-- EXERCISE DATA --
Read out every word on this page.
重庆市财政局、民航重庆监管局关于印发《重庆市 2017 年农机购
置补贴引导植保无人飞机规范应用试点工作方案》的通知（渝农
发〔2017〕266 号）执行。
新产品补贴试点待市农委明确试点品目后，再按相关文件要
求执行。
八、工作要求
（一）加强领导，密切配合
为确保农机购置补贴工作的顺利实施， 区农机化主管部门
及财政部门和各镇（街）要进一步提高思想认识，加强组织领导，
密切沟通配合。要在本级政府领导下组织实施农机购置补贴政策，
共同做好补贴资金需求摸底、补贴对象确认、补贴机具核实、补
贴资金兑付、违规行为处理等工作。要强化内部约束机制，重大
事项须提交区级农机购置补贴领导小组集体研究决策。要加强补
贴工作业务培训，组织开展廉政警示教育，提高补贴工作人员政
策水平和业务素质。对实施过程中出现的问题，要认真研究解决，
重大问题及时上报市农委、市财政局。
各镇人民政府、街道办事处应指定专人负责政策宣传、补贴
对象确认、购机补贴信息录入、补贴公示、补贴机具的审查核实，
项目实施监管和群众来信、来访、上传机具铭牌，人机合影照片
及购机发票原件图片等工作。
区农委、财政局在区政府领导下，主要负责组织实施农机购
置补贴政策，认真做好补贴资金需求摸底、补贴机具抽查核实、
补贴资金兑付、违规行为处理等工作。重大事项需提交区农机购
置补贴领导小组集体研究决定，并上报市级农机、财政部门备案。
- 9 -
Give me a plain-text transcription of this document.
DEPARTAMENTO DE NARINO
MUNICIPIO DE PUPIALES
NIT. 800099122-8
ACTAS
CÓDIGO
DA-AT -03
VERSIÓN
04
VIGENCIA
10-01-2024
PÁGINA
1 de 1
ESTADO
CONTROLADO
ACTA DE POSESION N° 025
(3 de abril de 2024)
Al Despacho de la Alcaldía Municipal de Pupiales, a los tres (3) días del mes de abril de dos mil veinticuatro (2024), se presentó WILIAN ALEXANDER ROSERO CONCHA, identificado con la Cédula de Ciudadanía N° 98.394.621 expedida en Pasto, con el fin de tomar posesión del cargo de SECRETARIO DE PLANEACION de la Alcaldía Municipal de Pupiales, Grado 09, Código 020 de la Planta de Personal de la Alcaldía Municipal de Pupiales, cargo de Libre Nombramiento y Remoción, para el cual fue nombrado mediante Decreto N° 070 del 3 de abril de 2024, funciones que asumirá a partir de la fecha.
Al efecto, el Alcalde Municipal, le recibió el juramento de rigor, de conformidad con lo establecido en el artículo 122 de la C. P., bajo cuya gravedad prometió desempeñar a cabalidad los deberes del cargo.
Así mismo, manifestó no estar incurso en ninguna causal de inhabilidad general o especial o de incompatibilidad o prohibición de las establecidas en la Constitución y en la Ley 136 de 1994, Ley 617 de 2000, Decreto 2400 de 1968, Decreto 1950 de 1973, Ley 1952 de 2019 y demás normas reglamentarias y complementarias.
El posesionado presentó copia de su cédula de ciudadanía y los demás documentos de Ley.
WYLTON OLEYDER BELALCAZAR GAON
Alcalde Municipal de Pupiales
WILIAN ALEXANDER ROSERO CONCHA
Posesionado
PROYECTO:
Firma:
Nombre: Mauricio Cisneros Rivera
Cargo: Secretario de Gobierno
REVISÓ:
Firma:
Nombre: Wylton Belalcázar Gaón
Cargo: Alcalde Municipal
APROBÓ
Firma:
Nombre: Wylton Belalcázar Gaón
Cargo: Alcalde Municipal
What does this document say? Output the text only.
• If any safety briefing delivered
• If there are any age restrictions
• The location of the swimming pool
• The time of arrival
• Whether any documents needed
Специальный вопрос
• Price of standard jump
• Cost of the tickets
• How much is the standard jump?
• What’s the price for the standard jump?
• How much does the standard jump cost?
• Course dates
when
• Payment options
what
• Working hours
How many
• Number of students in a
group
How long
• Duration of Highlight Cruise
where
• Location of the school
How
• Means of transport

-- TASK BRIEF --
Search the listing above for the string "much". Copy every line that contains it.

-- OUTPUT FOR THIS TASK --
• How much is the standard jump?
• How much does the standard jump cost?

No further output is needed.